> [AUSGEWÄHLTER TEXT]
===============
1. Wird ein Nutzungsrecht entgeltlich gegen Belastung von Wirtschaftsgütern des Betriebsvermögens erworben, so gelangt das eingetauschte Wirtschaftsgut im Erwerbszeitpunkt auch dann in das Betriebsvermögen, wenn es nicht zur Verwendung im Betrieb bestimmt ist (Anschluß an BFH-Urteil vom 11. November 1987 I R 7/84, BFHE 152, 84, BStBl II 1988, 424).

2. Zu den Anforderungen an die Eindeutigkeit einer Entnahmehandlung.

EStG § 4 Abs. 1 und Abs. 4, § 6 Abs. 1 Nr. 1 und Nr. 4

Vorinstanz: FG Münster

Sachverhalt

Der Kläger und Revisionsbeklagte (Kläger) betreibt auf dem ihm gehörenden Grundstück W-Straße 27 in A einen Büroeinzelhandel. Das Grundstück war in den Streitjahren nach der Feststellung des Finanzgerichts (FG) zu 82,2 v.H. Betriebsvermögen.

Die Firma R-Bau beabsichtigte, auf dem an das Geschäftsgrundstück angrenzenden Grundstück ein Geschäftszentrum zu errichten. Mit Verträgen vom 21. April 1976/18. Juli 1978 veräußerte der Kläger von seinem Geschäftsgrundstück ein Trennstück in einer Größe von ca. 11 qm an die Firma R-Bau. Er gestattete der Erwerberin, drei der vier Flurstücke ab dem ersten Obergeschoß zu überbauen. Auf eine Überbaurente verzichtete er. Weiterhin verpflichtete er sich, die verbleibenden (freien) Flächen in der Erdgeschoßebene von baulichen Anlagen dauernd freizuhalten und gestattete unwiderruflich deren uneingeschränkte Nutzung für den öffentlichen Fußgängerverkehr. Ferner erlaubte er der R-Bau unter Verzicht auf jegliches Lichtrecht, an die Grenzwände im einzelnen bezeichneter Gebäude anzubauen. Die von der R-Bau erworbenen Rechte wurden durch Eintragung im Grundbuch gesichert. Als Gegenleistung räumte die R-Bau dem Kläger ein zeitlich unbegrenztes unentgeltliches Nutzungsrecht an einem ca. 110 qm großen Ladenlokal in dem von ihr errichteten "City-Center A" ein, welches zugunsten des jeweiligen Eigentümers des Grundstücks W-Straße 27 in A dinglich gesichert wurde.
===============
> [BEREITGESTELLTE ZEILEN]
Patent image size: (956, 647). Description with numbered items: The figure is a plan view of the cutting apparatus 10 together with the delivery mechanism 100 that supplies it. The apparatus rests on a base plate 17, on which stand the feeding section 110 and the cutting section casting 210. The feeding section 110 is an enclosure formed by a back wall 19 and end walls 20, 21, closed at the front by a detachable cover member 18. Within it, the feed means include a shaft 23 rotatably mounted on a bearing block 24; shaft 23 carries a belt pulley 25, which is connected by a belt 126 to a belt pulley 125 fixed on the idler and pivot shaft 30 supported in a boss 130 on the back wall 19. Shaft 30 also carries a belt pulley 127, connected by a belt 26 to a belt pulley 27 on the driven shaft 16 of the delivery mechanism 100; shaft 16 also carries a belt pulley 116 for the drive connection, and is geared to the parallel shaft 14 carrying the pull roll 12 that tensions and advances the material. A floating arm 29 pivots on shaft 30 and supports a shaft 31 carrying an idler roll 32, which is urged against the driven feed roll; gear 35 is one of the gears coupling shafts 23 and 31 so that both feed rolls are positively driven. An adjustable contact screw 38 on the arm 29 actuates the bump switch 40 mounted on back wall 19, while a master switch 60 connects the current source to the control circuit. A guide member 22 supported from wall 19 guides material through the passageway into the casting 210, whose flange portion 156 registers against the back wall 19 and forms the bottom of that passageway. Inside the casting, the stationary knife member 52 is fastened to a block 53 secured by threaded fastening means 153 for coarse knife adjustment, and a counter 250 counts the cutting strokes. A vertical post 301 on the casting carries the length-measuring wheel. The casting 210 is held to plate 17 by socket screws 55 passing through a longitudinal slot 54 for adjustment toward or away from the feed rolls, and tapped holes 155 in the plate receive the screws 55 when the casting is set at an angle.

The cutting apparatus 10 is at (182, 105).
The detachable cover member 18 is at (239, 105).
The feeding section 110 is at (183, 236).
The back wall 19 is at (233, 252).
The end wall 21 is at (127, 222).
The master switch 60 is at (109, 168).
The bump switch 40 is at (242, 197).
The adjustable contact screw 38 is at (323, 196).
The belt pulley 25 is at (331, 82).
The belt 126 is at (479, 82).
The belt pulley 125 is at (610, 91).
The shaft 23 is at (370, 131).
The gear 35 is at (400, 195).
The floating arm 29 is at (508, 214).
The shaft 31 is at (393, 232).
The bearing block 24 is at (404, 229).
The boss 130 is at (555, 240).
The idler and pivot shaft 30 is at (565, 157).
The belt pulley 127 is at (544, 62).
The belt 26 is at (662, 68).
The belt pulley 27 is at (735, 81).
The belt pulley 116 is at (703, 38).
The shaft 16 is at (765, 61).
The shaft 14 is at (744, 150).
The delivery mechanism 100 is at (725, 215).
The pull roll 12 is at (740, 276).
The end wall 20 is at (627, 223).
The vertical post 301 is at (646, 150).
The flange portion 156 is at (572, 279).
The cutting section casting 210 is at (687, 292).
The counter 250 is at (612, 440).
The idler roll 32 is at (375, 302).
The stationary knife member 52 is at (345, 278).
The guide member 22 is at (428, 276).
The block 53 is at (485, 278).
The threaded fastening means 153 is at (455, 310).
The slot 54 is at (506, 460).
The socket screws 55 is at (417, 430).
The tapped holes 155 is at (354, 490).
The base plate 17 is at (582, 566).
===============
> [AUFGABEN]
• 1. Wie groß ist laut dem Urteilstext das Ladenlokal, an dem die R-Bau dem Kläger ein Nutzungsrecht einräumte?
• 2. Gib den Abschnitt des Urteilstexts wieder, der mit den Worten "1. Wird ein" beginnt und nach "II 1988, 424)." endet, und tausche dabei "Nutzungsrecht" gegen "Nießbrauchsrecht".
• 3. Führe den Urteilstext im Anschluss an seinen letzten Satz fort.

> [LÖSUNGEN]
• 1. Ca. 110 qm

• 2.
1. Wird ein Nießbrauchsrecht entgeltlich gegen Belastung von Wirtschaftsgütern des Betriebsvermögens erworben, so gelangt das eingetauschte Wirtschaftsgut im Erwerbszeitpunkt auch dann in das Betriebsvermögen, wenn es nicht zur Verwendung im Betrieb bestimmt ist (Anschluß an BFH-Urteil vom 11. November 1987 I R 7/84, BFHE 152, 84, BStBl II 1988, 424).

• 3.
Der Kläger vermietete das Ladenlokal nach Fertigstellung an einen Gewerbetreibenden. Er erzielte in den Streitjahren Mieteinnahmen in Höhe von je 89.640 DM. Der Beklagte und Revisionskläger (das Finanzamt - FA -) rechnete die Mieteinnahmen - nach Abzug einer Absetzung für Abnutzung (AfA) von 497 DM (2 v.H. von 24.844 DM; Aufwand für sanitäre Anlagen) - bei den Einkommensteuerveranlagungen 1977 bis 1982 erklärungsgemäß zu den Einkünften aus Vermietung und Verpachtung.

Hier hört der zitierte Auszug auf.